[Start of Attachment]

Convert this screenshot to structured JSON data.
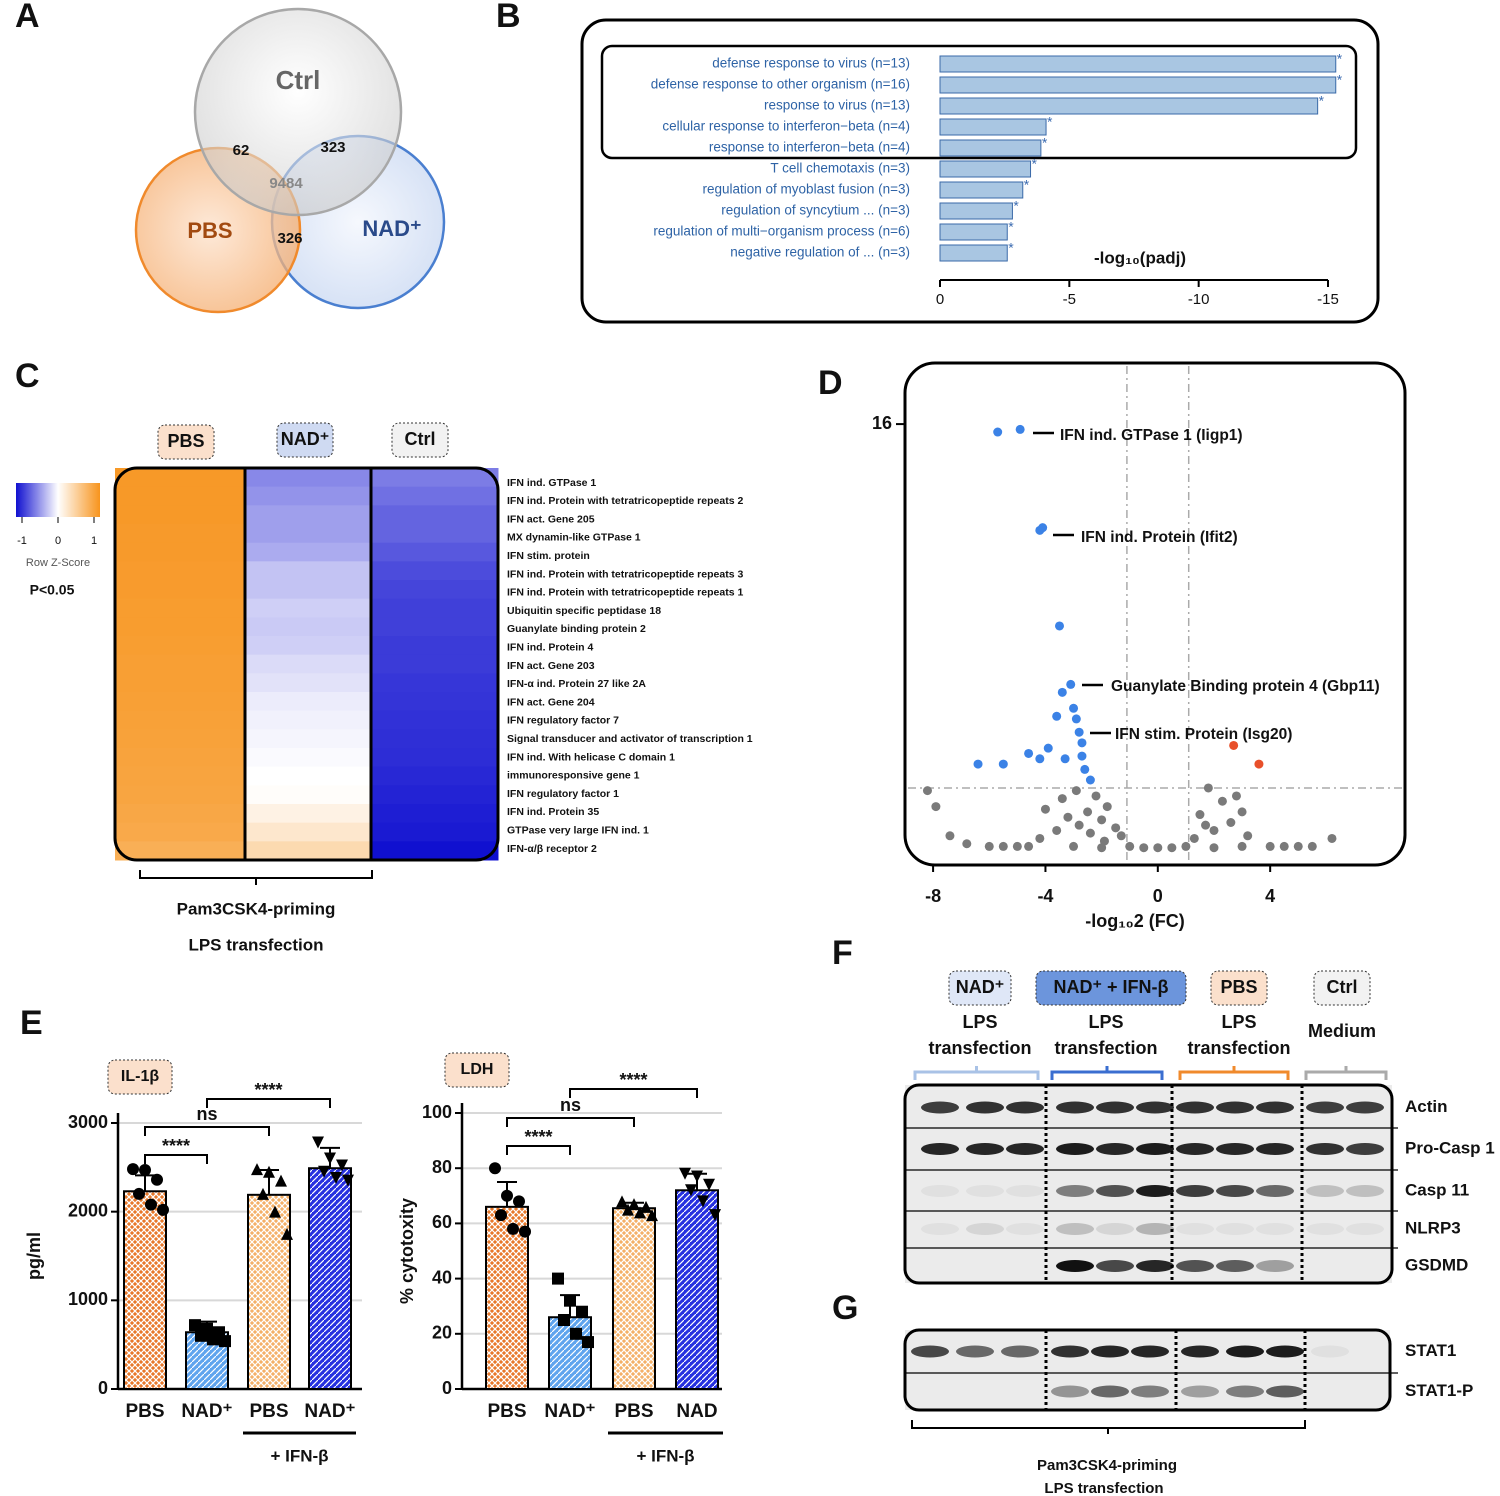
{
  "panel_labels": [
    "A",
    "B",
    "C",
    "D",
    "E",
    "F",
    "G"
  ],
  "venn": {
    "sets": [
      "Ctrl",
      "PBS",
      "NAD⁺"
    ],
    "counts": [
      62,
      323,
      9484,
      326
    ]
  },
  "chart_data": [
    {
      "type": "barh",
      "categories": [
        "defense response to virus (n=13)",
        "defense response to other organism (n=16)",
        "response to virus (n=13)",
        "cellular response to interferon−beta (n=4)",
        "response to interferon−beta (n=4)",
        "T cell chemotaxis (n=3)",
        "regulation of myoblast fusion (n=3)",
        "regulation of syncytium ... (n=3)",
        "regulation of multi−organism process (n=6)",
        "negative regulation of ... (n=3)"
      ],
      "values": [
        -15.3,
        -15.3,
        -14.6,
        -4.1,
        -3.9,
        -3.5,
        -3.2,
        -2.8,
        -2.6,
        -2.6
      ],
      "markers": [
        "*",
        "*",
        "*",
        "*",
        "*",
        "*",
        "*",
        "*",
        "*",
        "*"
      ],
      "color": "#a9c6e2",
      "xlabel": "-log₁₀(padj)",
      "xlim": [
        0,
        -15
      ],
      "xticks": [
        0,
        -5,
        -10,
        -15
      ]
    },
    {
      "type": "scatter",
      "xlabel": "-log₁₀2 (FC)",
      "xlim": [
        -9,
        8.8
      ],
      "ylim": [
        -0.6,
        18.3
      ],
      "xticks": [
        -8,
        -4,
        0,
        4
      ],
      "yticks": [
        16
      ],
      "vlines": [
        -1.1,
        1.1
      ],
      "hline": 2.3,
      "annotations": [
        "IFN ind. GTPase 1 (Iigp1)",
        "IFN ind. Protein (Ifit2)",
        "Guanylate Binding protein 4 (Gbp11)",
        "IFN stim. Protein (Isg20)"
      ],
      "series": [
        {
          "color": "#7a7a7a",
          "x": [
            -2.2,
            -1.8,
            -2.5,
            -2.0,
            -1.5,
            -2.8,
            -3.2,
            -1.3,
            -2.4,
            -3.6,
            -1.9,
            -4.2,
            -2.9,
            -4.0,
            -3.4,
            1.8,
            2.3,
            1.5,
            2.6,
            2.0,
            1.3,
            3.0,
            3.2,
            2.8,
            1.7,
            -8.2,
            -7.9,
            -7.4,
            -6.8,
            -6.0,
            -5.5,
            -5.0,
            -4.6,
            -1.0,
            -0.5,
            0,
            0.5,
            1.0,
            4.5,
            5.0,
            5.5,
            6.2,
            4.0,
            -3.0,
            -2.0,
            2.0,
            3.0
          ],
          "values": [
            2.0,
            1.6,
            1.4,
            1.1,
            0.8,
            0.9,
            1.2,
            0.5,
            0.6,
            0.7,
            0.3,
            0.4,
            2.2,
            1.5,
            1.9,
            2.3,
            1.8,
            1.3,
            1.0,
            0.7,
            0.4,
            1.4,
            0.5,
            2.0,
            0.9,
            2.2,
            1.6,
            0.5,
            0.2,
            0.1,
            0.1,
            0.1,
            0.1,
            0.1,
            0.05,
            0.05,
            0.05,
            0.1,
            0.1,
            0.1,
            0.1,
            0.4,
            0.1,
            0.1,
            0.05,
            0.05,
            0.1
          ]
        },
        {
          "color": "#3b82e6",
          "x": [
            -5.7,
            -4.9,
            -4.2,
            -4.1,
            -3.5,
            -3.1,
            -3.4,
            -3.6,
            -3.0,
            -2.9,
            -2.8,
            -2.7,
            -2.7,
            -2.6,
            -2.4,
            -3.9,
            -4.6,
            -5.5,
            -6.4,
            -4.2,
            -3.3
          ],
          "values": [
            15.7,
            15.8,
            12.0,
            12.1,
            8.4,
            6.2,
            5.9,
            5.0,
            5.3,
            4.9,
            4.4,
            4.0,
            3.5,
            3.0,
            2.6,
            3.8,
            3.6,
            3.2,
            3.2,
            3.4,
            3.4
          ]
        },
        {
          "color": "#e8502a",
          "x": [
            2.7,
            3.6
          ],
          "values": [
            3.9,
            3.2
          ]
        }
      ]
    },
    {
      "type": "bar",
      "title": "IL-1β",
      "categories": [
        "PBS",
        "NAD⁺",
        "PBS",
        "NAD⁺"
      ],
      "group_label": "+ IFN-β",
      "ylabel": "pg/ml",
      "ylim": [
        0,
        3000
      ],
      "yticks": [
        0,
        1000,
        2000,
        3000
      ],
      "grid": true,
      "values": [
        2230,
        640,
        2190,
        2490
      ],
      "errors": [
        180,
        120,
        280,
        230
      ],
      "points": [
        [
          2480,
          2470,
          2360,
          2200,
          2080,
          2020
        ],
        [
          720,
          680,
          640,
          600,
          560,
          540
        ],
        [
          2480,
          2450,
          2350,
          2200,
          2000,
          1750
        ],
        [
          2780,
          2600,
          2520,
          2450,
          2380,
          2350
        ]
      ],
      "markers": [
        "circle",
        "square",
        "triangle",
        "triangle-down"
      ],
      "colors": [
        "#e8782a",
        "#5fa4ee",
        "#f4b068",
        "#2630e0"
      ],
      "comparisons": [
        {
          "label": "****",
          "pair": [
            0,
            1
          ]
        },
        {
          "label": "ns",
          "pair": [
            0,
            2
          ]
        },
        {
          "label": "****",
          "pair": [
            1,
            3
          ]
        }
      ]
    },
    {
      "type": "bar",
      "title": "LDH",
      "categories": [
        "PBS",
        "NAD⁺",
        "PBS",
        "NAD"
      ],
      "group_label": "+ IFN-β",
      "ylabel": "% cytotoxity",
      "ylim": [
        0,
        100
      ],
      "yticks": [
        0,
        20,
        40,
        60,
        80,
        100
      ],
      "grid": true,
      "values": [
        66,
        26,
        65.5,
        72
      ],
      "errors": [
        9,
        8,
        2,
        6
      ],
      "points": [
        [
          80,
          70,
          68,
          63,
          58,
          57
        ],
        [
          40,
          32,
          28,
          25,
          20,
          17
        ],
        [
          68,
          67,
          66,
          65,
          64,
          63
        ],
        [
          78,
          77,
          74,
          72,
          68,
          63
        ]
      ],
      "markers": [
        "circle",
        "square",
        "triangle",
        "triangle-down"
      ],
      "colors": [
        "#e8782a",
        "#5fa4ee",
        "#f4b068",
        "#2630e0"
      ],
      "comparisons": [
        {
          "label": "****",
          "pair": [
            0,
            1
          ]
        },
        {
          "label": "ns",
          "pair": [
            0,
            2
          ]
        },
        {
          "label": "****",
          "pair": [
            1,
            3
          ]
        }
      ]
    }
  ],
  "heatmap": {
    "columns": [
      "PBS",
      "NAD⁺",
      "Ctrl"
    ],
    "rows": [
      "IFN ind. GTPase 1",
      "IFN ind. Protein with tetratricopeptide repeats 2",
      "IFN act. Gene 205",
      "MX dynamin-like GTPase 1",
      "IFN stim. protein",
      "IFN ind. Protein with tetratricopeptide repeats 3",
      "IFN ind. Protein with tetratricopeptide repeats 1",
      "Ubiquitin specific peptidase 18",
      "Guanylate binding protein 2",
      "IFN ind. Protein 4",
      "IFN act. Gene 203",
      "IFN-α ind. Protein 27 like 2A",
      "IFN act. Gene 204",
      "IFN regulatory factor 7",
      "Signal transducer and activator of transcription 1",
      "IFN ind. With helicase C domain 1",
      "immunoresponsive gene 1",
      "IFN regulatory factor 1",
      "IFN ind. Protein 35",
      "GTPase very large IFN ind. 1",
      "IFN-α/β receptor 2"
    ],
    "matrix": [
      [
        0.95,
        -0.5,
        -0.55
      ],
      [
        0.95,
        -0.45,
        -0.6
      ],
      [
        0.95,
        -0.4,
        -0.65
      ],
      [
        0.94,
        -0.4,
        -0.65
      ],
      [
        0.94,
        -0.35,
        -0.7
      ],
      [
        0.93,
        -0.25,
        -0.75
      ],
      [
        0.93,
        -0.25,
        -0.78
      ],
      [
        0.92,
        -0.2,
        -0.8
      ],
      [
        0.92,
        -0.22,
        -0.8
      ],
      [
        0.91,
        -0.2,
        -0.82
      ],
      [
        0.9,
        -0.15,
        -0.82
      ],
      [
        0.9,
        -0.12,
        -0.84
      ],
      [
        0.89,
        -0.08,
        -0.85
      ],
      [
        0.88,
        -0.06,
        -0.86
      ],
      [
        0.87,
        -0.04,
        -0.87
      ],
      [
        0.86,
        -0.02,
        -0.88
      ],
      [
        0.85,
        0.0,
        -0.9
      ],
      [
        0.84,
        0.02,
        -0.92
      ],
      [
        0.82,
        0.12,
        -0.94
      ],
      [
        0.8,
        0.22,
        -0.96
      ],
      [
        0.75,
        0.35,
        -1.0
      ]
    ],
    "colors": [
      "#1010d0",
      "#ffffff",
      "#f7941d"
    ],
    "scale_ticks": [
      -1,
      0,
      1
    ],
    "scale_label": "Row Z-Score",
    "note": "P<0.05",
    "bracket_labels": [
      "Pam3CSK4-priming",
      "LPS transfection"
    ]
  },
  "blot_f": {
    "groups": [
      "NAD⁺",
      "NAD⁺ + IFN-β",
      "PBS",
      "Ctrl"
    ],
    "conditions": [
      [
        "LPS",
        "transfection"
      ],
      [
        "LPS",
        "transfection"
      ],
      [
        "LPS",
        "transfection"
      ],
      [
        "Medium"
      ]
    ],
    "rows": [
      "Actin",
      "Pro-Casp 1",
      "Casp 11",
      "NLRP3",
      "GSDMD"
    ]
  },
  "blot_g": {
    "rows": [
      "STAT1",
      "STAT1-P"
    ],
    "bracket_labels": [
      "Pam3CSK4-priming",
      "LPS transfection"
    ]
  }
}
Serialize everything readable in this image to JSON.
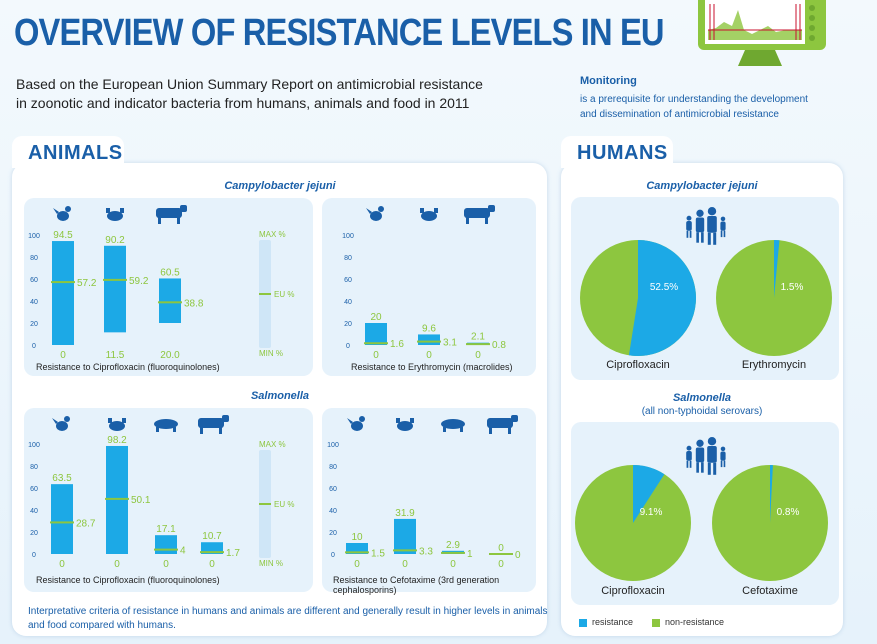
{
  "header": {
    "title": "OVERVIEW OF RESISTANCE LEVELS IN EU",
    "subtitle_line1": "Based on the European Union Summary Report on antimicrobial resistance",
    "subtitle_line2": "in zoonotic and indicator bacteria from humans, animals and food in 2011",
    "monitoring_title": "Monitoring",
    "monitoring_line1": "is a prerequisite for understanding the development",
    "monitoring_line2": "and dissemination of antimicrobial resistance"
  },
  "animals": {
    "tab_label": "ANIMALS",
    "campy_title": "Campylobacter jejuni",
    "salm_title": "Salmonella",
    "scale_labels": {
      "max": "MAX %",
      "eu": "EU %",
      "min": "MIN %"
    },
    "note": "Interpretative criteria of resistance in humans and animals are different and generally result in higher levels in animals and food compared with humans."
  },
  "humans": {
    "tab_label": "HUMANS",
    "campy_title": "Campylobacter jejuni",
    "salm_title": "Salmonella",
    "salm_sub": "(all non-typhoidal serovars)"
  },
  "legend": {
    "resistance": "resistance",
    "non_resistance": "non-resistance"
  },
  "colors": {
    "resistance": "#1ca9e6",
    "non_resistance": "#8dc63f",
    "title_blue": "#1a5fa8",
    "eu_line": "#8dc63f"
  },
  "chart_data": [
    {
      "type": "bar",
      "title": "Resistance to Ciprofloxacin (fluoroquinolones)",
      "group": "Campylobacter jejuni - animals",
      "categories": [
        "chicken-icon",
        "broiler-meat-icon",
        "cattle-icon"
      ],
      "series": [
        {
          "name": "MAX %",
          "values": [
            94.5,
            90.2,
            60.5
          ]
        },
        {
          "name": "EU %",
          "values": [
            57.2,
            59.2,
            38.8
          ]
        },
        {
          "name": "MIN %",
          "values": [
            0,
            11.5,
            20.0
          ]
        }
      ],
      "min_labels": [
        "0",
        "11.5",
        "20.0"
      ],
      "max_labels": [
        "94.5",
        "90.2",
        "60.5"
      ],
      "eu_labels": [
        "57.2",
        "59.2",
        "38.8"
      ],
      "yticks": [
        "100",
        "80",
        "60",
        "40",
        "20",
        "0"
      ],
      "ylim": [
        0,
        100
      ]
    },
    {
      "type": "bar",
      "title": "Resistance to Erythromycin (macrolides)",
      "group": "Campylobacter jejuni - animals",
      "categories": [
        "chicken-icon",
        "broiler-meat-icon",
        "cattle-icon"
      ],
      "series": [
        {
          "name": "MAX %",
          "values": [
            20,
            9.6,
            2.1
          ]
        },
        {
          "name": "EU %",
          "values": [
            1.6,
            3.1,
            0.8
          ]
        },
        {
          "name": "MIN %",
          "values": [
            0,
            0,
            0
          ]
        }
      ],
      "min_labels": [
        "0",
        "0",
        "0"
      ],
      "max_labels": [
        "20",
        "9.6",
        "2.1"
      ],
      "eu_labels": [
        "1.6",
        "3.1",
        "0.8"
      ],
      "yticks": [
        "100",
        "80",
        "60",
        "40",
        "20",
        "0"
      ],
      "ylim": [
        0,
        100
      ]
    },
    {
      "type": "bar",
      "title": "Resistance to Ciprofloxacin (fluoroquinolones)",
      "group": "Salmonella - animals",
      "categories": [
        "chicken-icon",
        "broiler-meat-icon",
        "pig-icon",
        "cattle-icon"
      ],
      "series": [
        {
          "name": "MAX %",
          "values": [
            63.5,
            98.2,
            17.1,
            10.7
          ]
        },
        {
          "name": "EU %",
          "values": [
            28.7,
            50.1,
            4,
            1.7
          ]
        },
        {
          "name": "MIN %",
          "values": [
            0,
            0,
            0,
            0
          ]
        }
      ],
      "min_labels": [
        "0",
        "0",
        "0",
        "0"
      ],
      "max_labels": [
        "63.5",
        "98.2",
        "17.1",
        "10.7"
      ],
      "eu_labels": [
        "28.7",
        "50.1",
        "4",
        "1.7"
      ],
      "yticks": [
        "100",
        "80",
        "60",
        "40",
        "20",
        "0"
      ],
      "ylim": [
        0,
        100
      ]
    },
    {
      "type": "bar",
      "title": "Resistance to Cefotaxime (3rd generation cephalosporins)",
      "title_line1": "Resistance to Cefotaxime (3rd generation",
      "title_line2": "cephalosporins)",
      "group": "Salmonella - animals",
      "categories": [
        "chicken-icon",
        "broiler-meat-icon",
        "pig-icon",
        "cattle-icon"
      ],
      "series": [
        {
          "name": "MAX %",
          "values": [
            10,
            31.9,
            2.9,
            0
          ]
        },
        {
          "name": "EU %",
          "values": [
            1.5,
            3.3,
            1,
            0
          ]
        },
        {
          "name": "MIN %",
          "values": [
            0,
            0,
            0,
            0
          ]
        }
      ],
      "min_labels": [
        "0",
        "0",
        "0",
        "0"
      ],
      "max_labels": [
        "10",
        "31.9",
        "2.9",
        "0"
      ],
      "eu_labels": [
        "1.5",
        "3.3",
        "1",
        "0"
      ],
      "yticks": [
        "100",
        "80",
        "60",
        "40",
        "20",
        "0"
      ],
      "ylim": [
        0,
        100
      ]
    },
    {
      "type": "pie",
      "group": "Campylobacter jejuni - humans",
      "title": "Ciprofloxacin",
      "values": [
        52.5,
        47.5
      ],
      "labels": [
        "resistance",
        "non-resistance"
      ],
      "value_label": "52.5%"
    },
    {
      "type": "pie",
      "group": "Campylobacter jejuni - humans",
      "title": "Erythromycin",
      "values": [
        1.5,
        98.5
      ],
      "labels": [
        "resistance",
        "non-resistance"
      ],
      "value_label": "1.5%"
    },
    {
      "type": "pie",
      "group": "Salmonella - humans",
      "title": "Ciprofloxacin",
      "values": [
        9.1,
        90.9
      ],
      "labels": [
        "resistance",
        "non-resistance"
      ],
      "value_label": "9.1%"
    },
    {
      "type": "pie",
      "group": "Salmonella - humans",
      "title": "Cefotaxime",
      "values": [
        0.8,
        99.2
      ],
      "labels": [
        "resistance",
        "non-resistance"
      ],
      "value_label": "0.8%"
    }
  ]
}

[End of Attachment]

In the material above, report how many lines hold the word "antimicrobial", and add nothing to the figure.

▸ SOLVED EXERCISE: 2